=== PROBLEM DESCRIPTION ===
Find how many lines hold the word "trip". Give only the number.

(Data excerpts)

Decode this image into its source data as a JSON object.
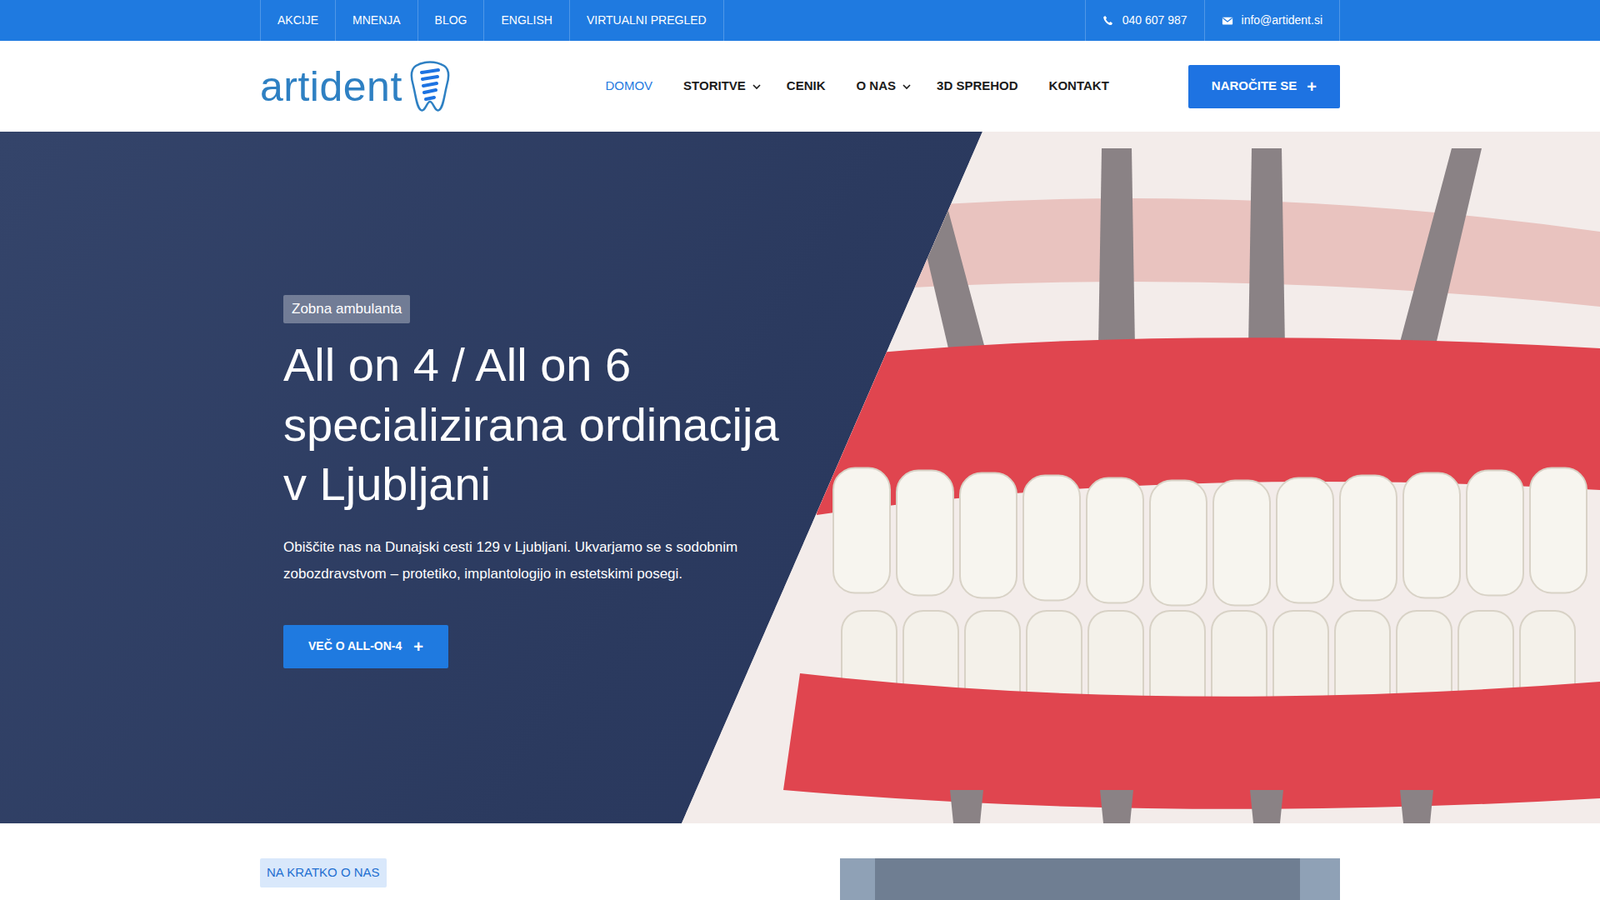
{
  "topbar": {
    "links": [
      "AKCIJE",
      "MNENJA",
      "BLOG",
      "ENGLISH",
      "VIRTUALNI PREGLED"
    ],
    "phone": "040 607 987",
    "email": "info@artident.si"
  },
  "logo": {
    "text": "artident"
  },
  "nav": {
    "items": [
      {
        "label": "DOMOV",
        "selected": true,
        "dropdown": false
      },
      {
        "label": "STORITVE",
        "selected": false,
        "dropdown": true
      },
      {
        "label": "CENIK",
        "selected": false,
        "dropdown": false
      },
      {
        "label": "O NAS",
        "selected": false,
        "dropdown": true
      },
      {
        "label": "3D SPREHOD",
        "selected": false,
        "dropdown": false
      },
      {
        "label": "KONTAKT",
        "selected": false,
        "dropdown": false
      }
    ],
    "cta": {
      "label": "NAROČITE SE",
      "icon": "+"
    }
  },
  "hero": {
    "badge": "Zobna ambulanta",
    "title_lines": [
      "All on 4 / All on 6",
      "specializirana ordinacija",
      "v Ljubljani"
    ],
    "text": "Obiščite nas na Dunajski cesti 129 v Ljubljani. Ukvarjamo se s sodobnim zobozdravstvom – protetiko, implantologijo in estetskimi posegi.",
    "button": {
      "label": "VEČ O ALL-ON-4",
      "icon": "+"
    }
  },
  "about": {
    "badge": "NA KRATKO O NAS"
  }
}
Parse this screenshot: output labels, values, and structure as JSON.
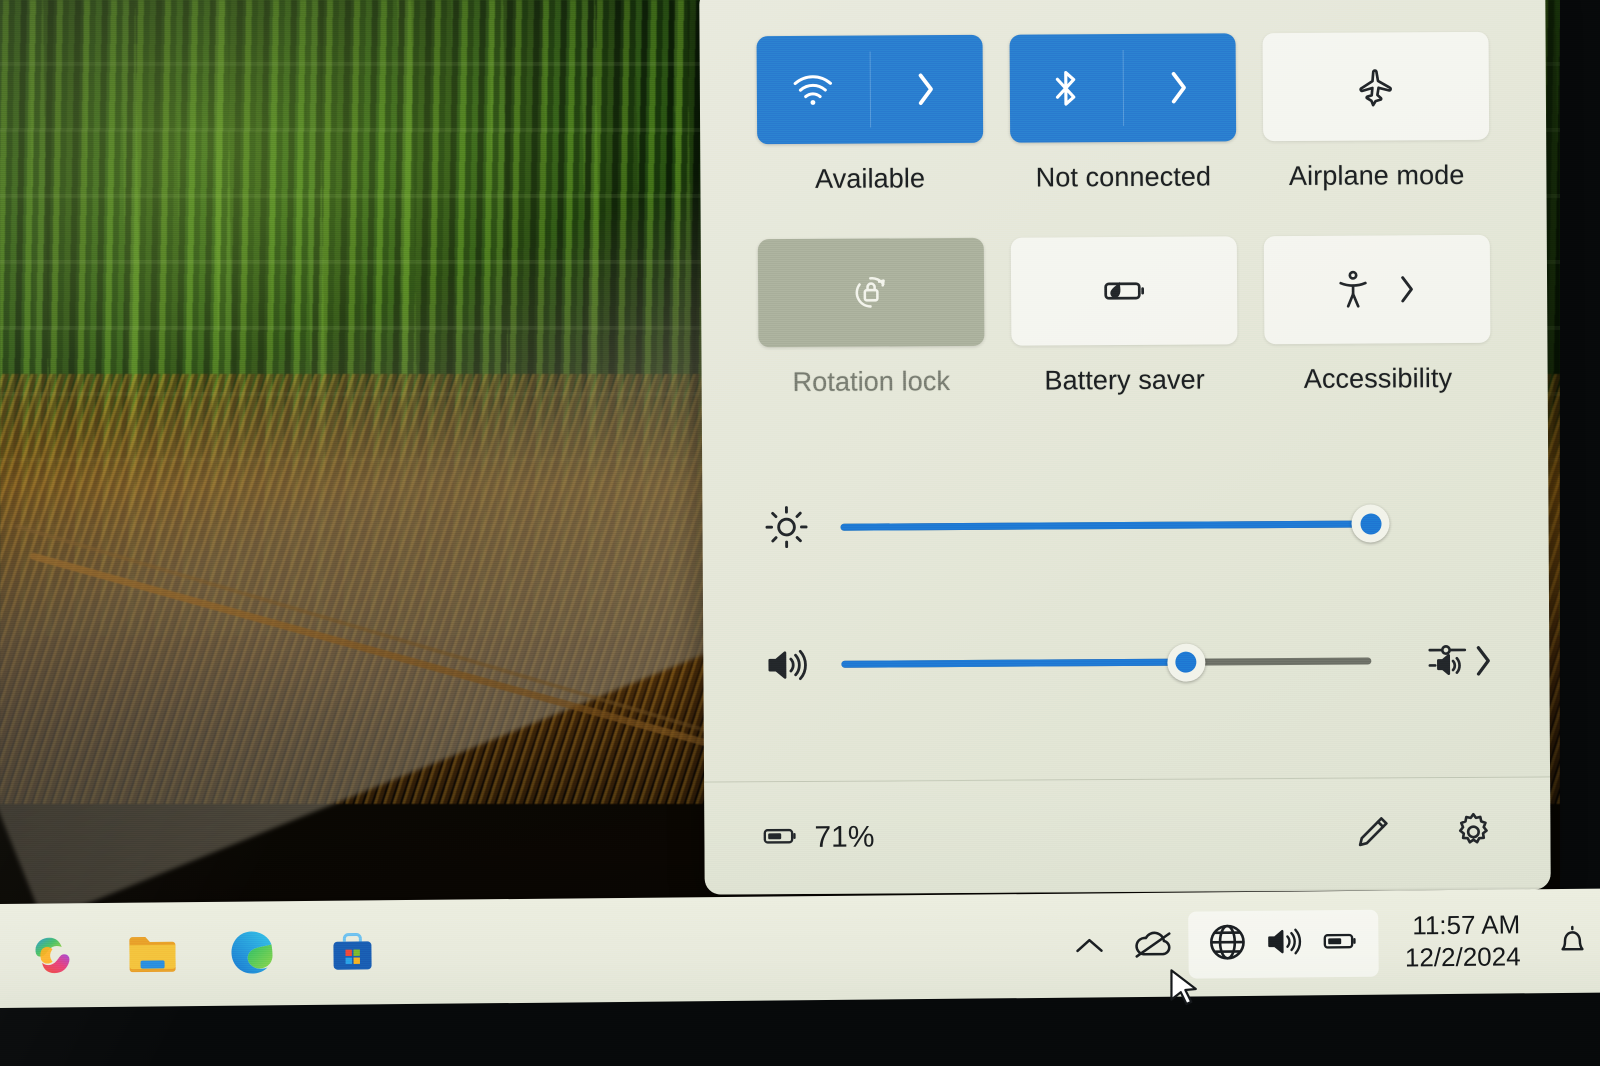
{
  "desktop": {
    "wallpaper_description": "bamboo forest path",
    "colors": {
      "bamboo_green": "#234a12",
      "grass_gold": "#96601 2",
      "path_grey": "#7a7260"
    }
  },
  "quick_settings": {
    "panel_name": "Quick Settings",
    "accent_color": "#2a7fd0",
    "tiles": [
      {
        "id": "wifi",
        "icon": "wifi-icon",
        "label": "Available",
        "state": "on",
        "has_chevron": true,
        "enabled": true
      },
      {
        "id": "bluetooth",
        "icon": "bluetooth-icon",
        "label": "Not connected",
        "state": "on",
        "has_chevron": true,
        "enabled": true
      },
      {
        "id": "airplane",
        "icon": "airplane-icon",
        "label": "Airplane mode",
        "state": "off",
        "has_chevron": false,
        "enabled": true
      },
      {
        "id": "rotation",
        "icon": "rotation-lock-icon",
        "label": "Rotation lock",
        "state": "disabled",
        "has_chevron": false,
        "enabled": false
      },
      {
        "id": "battery",
        "icon": "battery-saver-icon",
        "label": "Battery saver",
        "state": "off",
        "has_chevron": false,
        "enabled": true
      },
      {
        "id": "access",
        "icon": "accessibility-icon",
        "label": "Accessibility",
        "state": "off",
        "has_chevron": true,
        "enabled": true
      }
    ],
    "sliders": [
      {
        "id": "brightness",
        "icon": "brightness-icon",
        "value": 100,
        "min": 0,
        "max": 100,
        "has_trailing_control": false
      },
      {
        "id": "volume",
        "icon": "volume-icon",
        "value": 65,
        "min": 0,
        "max": 100,
        "has_trailing_control": true,
        "trailing_icon": "audio-output-selector-icon"
      }
    ],
    "footer": {
      "battery_icon": "battery-icon",
      "battery_percent": "71%",
      "edit_icon": "pencil-edit-icon",
      "settings_icon": "gear-settings-icon"
    }
  },
  "taskbar": {
    "apps": [
      {
        "id": "copilot",
        "name": "copilot-icon",
        "label": "Copilot"
      },
      {
        "id": "explorer",
        "name": "file-explorer-icon",
        "label": "File Explorer"
      },
      {
        "id": "edge",
        "name": "microsoft-edge-icon",
        "label": "Microsoft Edge"
      },
      {
        "id": "store",
        "name": "microsoft-store-icon",
        "label": "Microsoft Store"
      }
    ],
    "tray": {
      "hidden_icons": "chevron-up-icon",
      "onedrive": "onedrive-offline-icon",
      "network": "globe-network-icon",
      "volume": "speaker-volume-icon",
      "battery": "battery-icon"
    },
    "clock": {
      "time": "11:57 AM",
      "date": "12/2/2024"
    },
    "notifications": "notification-bell-icon"
  }
}
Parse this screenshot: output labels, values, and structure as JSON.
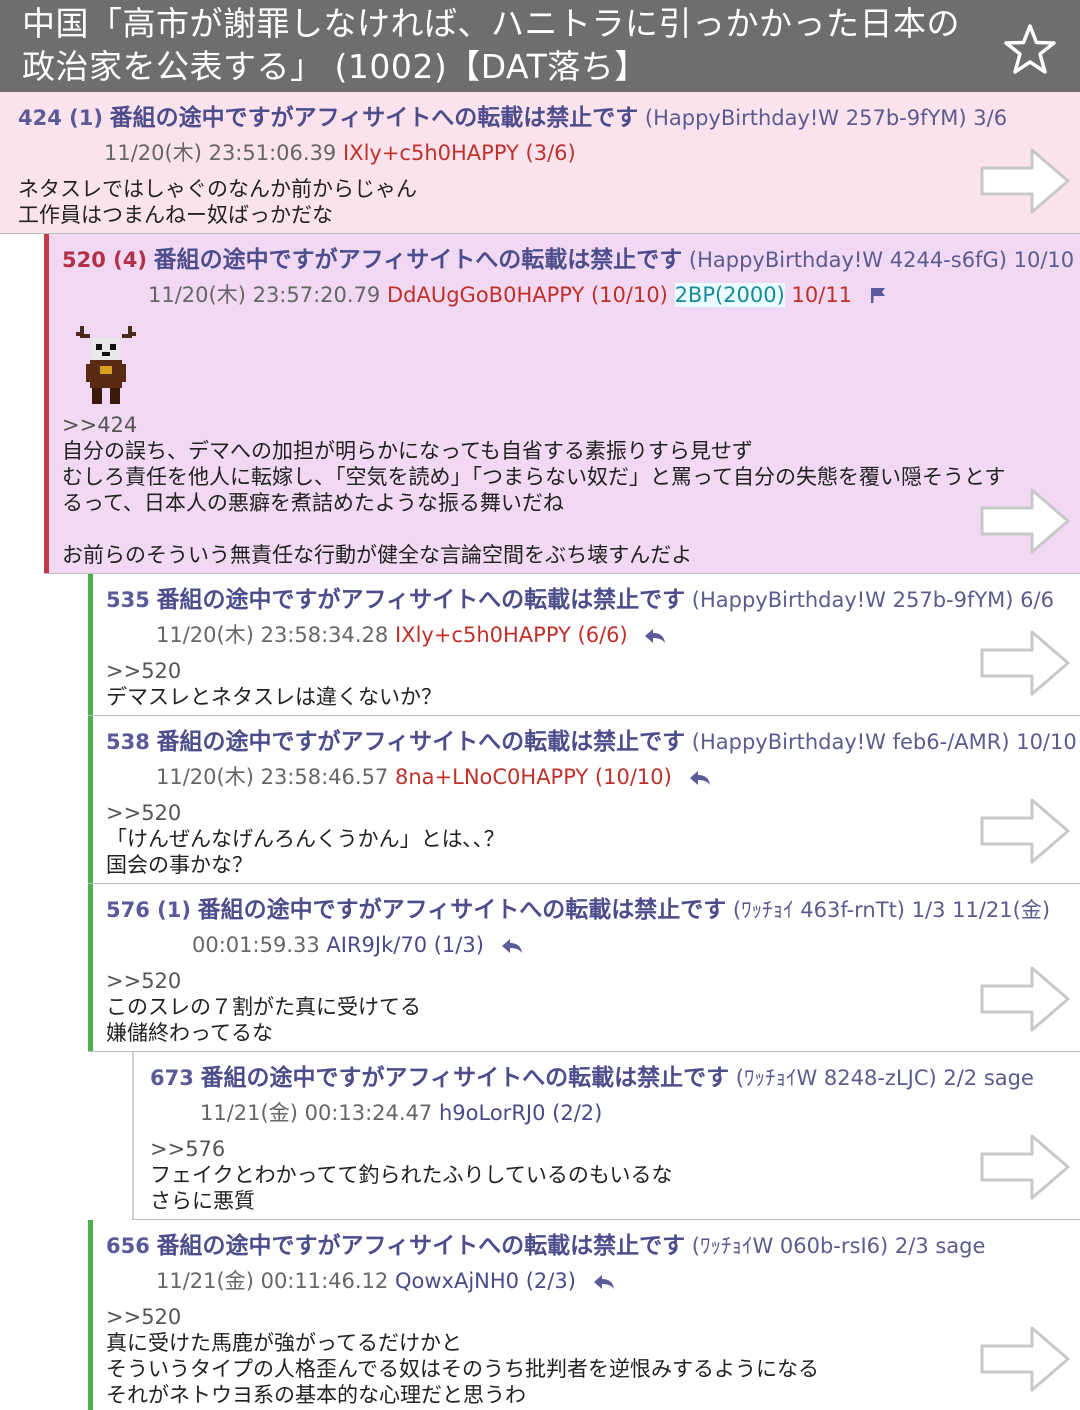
{
  "header": {
    "title": "中国「高市が謝罪しなければ、ハニトラに引っかかった日本の政治家を公表する」 (1002)【DAT落ち】",
    "star_icon": "star-outline-icon"
  },
  "posts": [
    {
      "num": "424 (1)",
      "name": "番組の途中ですがアフィサイトへの転載は禁止です",
      "trip": "(HappyBirthday!W 257b-9fYM) 3/6",
      "datetime": "11/20(木) 23:51:06.39",
      "id": "IXly+c5h0HAPPY (3/6)",
      "body": "ネタスレではしゃぐのなんか前からじゃん\n工作員はつまんねー奴ばっかだな",
      "bg": "#fbe3ee"
    },
    {
      "num": "520 (4)",
      "name": "番組の途中ですがアフィサイトへの転載は禁止です",
      "trip": "(HappyBirthday!W 4244-s6fG) 10/10",
      "datetime": "11/20(木) 23:57:20.79",
      "id": "DdAUgGoB0HAPPY (10/10)",
      "bp": "2BP(2000)",
      "count": "10/11",
      "anchor": ">>424",
      "body": "自分の誤ち、デマへの加担が明らかになっても自省する素振りすら見せず\nむしろ責任を他人に転嫁し、「空気を読め」「つまらない奴だ」と罵って自分の失態を覆い隠そうとす\nるって、日本人の悪癖を煮詰めたような振る舞いだね\n\nお前らのそういう無責任な行動が健全な言論空間をぶち壊すんだよ",
      "bg": "#f1d8f3",
      "bar": "#c03a4a"
    },
    {
      "num": "535",
      "name": "番組の途中ですがアフィサイトへの転載は禁止です",
      "trip": "(HappyBirthday!W 257b-9fYM) 6/6",
      "datetime": "11/20(木) 23:58:34.28",
      "id": "IXly+c5h0HAPPY (6/6)",
      "anchor": ">>520",
      "body": "デマスレとネタスレは違くないか？",
      "bar": "#4caf50"
    },
    {
      "num": "538",
      "name": "番組の途中ですがアフィサイトへの転載は禁止です",
      "trip": "(HappyBirthday!W feb6-/AMR) 10/10",
      "datetime": "11/20(木) 23:58:46.57",
      "id": "8na+LNoC0HAPPY (10/10)",
      "anchor": ">>520",
      "body": "「けんぜんなげんろんくうかん」とは､､？\n国会の事かな？",
      "bar": "#4caf50"
    },
    {
      "num": "576 (1)",
      "name": "番組の途中ですがアフィサイトへの転載は禁止です",
      "trip": "(ﾜｯﾁｮｲ 463f-rnTt) 1/3  11/21(金)",
      "datetime": "00:01:59.33",
      "id": "AIR9Jk/70 (1/3)",
      "anchor": ">>520",
      "body": "このスレの７割がた真に受けてる\n嫌儲終わってるな",
      "bar": "#4caf50"
    },
    {
      "num": "673",
      "name": "番組の途中ですがアフィサイトへの転載は禁止です",
      "trip": "(ﾜｯﾁｮｲW 8248-zLJC) 2/2 sage",
      "datetime": "11/21(金) 00:13:24.47",
      "id": "h9oLorRJ0 (2/2)",
      "anchor": ">>576",
      "body": "フェイクとわかってて釣られたふりしているのもいるな\nさらに悪質",
      "bar": "#d0d0d0"
    },
    {
      "num": "656",
      "name": "番組の途中ですがアフィサイトへの転載は禁止です",
      "trip": "(ﾜｯﾁｮｲW 060b-rsI6) 2/3 sage",
      "datetime": "11/21(金) 00:11:46.12",
      "id": "QowxAjNH0 (2/3)",
      "anchor": ">>520",
      "body": "真に受けた馬鹿が強がってるだけかと\nそういうタイプの人格歪んでる奴はそのうち批判者を逆恨みするようになる\nそれがネトウヨ系の基本的な心理だと思うわ",
      "bar": "#4caf50"
    }
  ],
  "icons": {
    "arrow": "arrow-right-outline-icon",
    "reply": "reply-icon",
    "flag": "flag-icon",
    "avatar": "reindeer-avatar-icon"
  }
}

=== COMPLETED EXERCISE ===
7